**PROBLEM REQUIREMENTS:** Please print every one of the entries below line for line without any changes, but leave the pictures out of your answer.

**Item position entries:**
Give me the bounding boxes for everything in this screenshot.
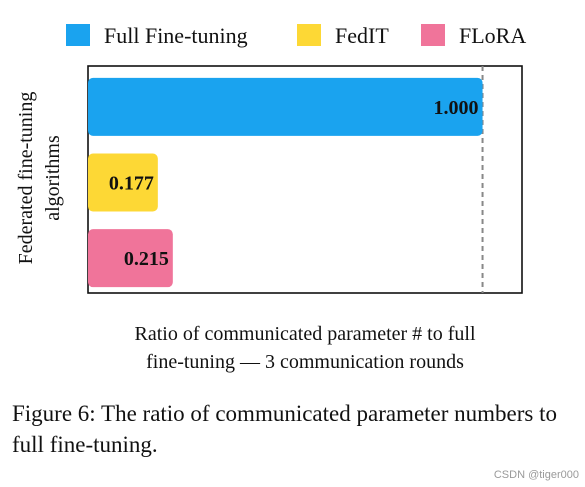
legend: Full Fine-tuning FedIT FLoRA (66, 23, 526, 48)
bar-value-label: 1.000 (434, 97, 479, 119)
x-axis-label: Ratio of communicated parameter # to ful… (135, 323, 476, 373)
legend-swatch (66, 24, 90, 46)
bar-value-label: 0.215 (124, 248, 169, 270)
legend-label: Full Fine-tuning (104, 23, 248, 48)
figure-caption: Figure 6: The ratio of communicated para… (12, 398, 572, 460)
y-axis-label-line: algorithms (42, 135, 64, 221)
legend-swatch (297, 24, 321, 46)
legend-label: FedIT (335, 23, 389, 48)
bar-chart: Full Fine-tuning FedIT FLoRA 1.000 0.177 0.2… (0, 0, 585, 395)
x-axis-label-line: Ratio of communicated parameter # to ful… (135, 323, 476, 345)
y-axis-label: Federated fine-tuning algorithms (15, 92, 64, 265)
bars: 1.000 0.177 0.215 (88, 78, 483, 287)
y-axis-label-line: Federated fine-tuning (15, 92, 37, 265)
legend-swatch (421, 24, 445, 46)
x-axis-label-line: fine-tuning — 3 communication rounds (146, 351, 464, 373)
legend-label: FLoRA (459, 23, 526, 48)
watermark: CSDN @tiger000 (494, 469, 579, 481)
bar-value-label: 0.177 (109, 173, 154, 195)
bar-full-fine-tuning (88, 78, 483, 136)
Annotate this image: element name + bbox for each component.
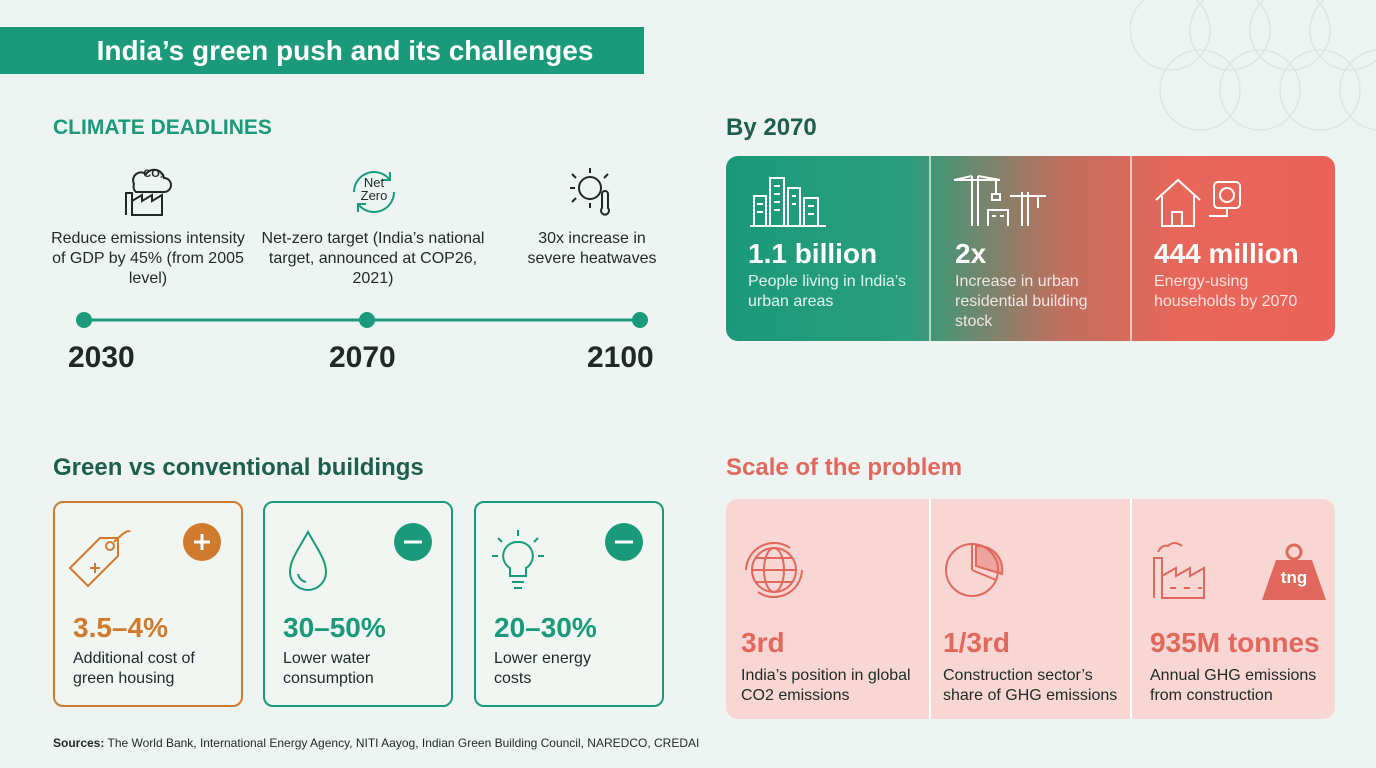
- section-heading: Green vs conventional buildings: [53, 454, 424, 481]
- sources: Sources: The World Bank, International E…: [53, 736, 699, 750]
- stat-value: 3.5–4%: [73, 612, 168, 643]
- stat-value: 444 million: [1154, 238, 1299, 269]
- section-heading: By 2070: [726, 114, 817, 141]
- city-icon: [750, 177, 826, 227]
- sources-text: The World Bank, International Energy Age…: [107, 736, 700, 750]
- stat-label: Construction sector’s share of GHG emiss…: [943, 667, 1118, 704]
- section-heading: Scale of the problem: [726, 454, 963, 481]
- stat-value: 30–50%: [283, 612, 386, 643]
- stat-value: 20–30%: [494, 612, 597, 643]
- scale-panel: [726, 499, 1335, 719]
- net-zero-icon: [353, 171, 395, 213]
- stat-label: Energy-using households by 2070: [1154, 273, 1298, 310]
- section-heading: CLIMATE DEADLINES: [53, 116, 272, 139]
- factory-icon: [1153, 542, 1205, 599]
- by-2070-panel: [726, 156, 1335, 341]
- stat-label: Lower energy costs: [494, 650, 591, 687]
- timeline: [76, 312, 648, 328]
- factory-icon: [125, 168, 172, 216]
- stat-value: 1/3rd: [943, 627, 1010, 658]
- year: 2070: [329, 341, 396, 374]
- deadline-text: Reduce emissions intensity of GDP by 45%…: [51, 230, 245, 287]
- globe-icon: [745, 541, 803, 599]
- stat-label: Increase in urban residential building s…: [955, 273, 1088, 330]
- house-plug-icon: [1155, 178, 1241, 227]
- year: 2100: [587, 341, 654, 374]
- pie-icon: [945, 543, 1004, 597]
- stat-label: People living in India’s urban areas: [748, 273, 907, 310]
- stat-label: India’s position in global CO2 emissions: [741, 667, 911, 704]
- heat-icon: [570, 168, 610, 216]
- minus-icon: [394, 523, 432, 561]
- minus-icon: [605, 523, 643, 561]
- stat-value: 3rd: [741, 627, 785, 658]
- stat-label: Annual GHG emissions from construction: [1150, 667, 1317, 704]
- stat-value: 1.1 billion: [748, 238, 878, 269]
- year: 2030: [68, 341, 135, 374]
- dividers: [929, 499, 1132, 719]
- deadline-text: Net-zero target (India’s national target…: [261, 230, 485, 287]
- tag-icon: [68, 530, 131, 588]
- stat-label: Lower water consumption: [283, 650, 374, 687]
- icon-text: Net Zero: [360, 175, 388, 203]
- title: India’s green push and its challenges: [96, 35, 594, 66]
- pattern: [1130, 0, 1376, 131]
- crane-icon: [953, 175, 1046, 226]
- bulb-icon: [492, 530, 544, 589]
- sources-label: Sources:: [53, 736, 105, 750]
- dividers: [929, 156, 1132, 341]
- deadline-text: 30x increase in severe heatwaves: [527, 230, 657, 267]
- plus-icon: [183, 523, 221, 561]
- stat-value: 935M tonnes: [1150, 627, 1320, 658]
- weight-icon: [1262, 543, 1326, 600]
- stat-value: 2x: [955, 238, 987, 269]
- drop-icon: [288, 529, 328, 591]
- icon-text: CO₂: [143, 168, 165, 180]
- icon-text: tng: [1280, 568, 1308, 587]
- title-banner: [0, 27, 644, 74]
- stat-label: Additional cost of green housing: [73, 650, 195, 687]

**TASK OUTPUT:**
Give me the bounding boxes for everything in this screenshot.
legend: Full Fine-tuning FedIT FLoRA (66, 23, 526, 48)
bar-value-label: 1.000 (434, 97, 479, 119)
x-axis-label: Ratio of communicated parameter # to ful… (135, 323, 476, 373)
legend-swatch (66, 24, 90, 46)
bar-value-label: 0.215 (124, 248, 169, 270)
legend-label: Full Fine-tuning (104, 23, 248, 48)
figure-caption: Figure 6: The ratio of communicated para… (12, 398, 572, 460)
y-axis-label-line: algorithms (42, 135, 64, 221)
legend-swatch (297, 24, 321, 46)
legend-label: FedIT (335, 23, 389, 48)
bar-chart: Full Fine-tuning FedIT FLoRA 1.000 0.177 0.2… (0, 0, 585, 395)
x-axis-label-line: Ratio of communicated parameter # to ful… (135, 323, 476, 345)
y-axis-label: Federated fine-tuning algorithms (15, 92, 64, 265)
bars: 1.000 0.177 0.215 (88, 78, 483, 287)
y-axis-label-line: Federated fine-tuning (15, 92, 37, 265)
legend-swatch (421, 24, 445, 46)
x-axis-label-line: fine-tuning — 3 communication rounds (146, 351, 464, 373)
legend-label: FLoRA (459, 23, 526, 48)
watermark: CSDN @tiger000 (494, 469, 579, 481)
bar-value-label: 0.177 (109, 173, 154, 195)
bar-full-fine-tuning (88, 78, 483, 136)
Annotate this image: element name + bbox for each component.
- section-heading: Green vs conventional buildings: [53, 454, 424, 481]
- sources: Sources: The World Bank, International E…: [53, 736, 699, 750]
- stat-value: 3.5–4%: [73, 612, 168, 643]
- stat-value: 444 million: [1154, 238, 1299, 269]
- section-heading: By 2070: [726, 114, 817, 141]
- city-icon: [750, 177, 826, 227]
- sources-text: The World Bank, International Energy Age…: [107, 736, 700, 750]
- stat-label: Construction sector’s share of GHG emiss…: [943, 667, 1118, 704]
- section-heading: Scale of the problem: [726, 454, 963, 481]
- stat-value: 30–50%: [283, 612, 386, 643]
- stat-value: 20–30%: [494, 612, 597, 643]
- scale-panel: [726, 499, 1335, 719]
- net-zero-icon: [353, 171, 395, 213]
- stat-label: Energy-using households by 2070: [1154, 273, 1298, 310]
- section-heading: CLIMATE DEADLINES: [53, 116, 272, 139]
- factory-icon: [1153, 542, 1205, 599]
- by-2070-panel: [726, 156, 1335, 341]
- stat-label: Lower energy costs: [494, 650, 591, 687]
- timeline: [76, 312, 648, 328]
- factory-icon: [125, 168, 172, 216]
- stat-value: 1/3rd: [943, 627, 1010, 658]
- year: 2070: [329, 341, 396, 374]
- deadline-text: Reduce emissions intensity of GDP by 45%…: [51, 230, 245, 287]
- globe-icon: [745, 541, 803, 599]
- stat-label: Increase in urban residential building s…: [955, 273, 1088, 330]
- house-plug-icon: [1155, 178, 1241, 227]
- year: 2100: [587, 341, 654, 374]
- pie-icon: [945, 543, 1004, 597]
- stat-label: People living in India’s urban areas: [748, 273, 907, 310]
- stat-label: India’s position in global CO2 emissions: [741, 667, 911, 704]
- heat-icon: [570, 168, 610, 216]
- minus-icon: [394, 523, 432, 561]
- minus-icon: [605, 523, 643, 561]
- stat-value: 3rd: [741, 627, 785, 658]
- stat-label: Annual GHG emissions from construction: [1150, 667, 1317, 704]
- stat-value: 1.1 billion: [748, 238, 878, 269]
- year: 2030: [68, 341, 135, 374]
- dividers: [929, 499, 1132, 719]
- deadline-text: Net-zero target (India’s national target…: [261, 230, 485, 287]
- tag-icon: [68, 530, 131, 588]
- stat-label: Lower water consumption: [283, 650, 374, 687]
- icon-text: Net Zero: [360, 175, 388, 203]
- title: India’s green push and its challenges: [96, 35, 594, 66]
- pattern: [1130, 0, 1376, 131]
- crane-icon: [953, 175, 1046, 226]
- bulb-icon: [492, 530, 544, 589]
- sources-label: Sources:: [53, 736, 105, 750]
- dividers: [929, 156, 1132, 341]
- deadline-text: 30x increase in severe heatwaves: [527, 230, 657, 267]
- plus-icon: [183, 523, 221, 561]
- stat-value: 935M tonnes: [1150, 627, 1320, 658]
- weight-icon: [1262, 543, 1326, 600]
- stat-value: 2x: [955, 238, 987, 269]
- drop-icon: [288, 529, 328, 591]
- icon-text: CO₂: [143, 168, 165, 180]
- icon-text: tng: [1280, 568, 1308, 587]
- title-banner: [0, 27, 644, 74]
- stat-label: Additional cost of green housing: [73, 650, 195, 687]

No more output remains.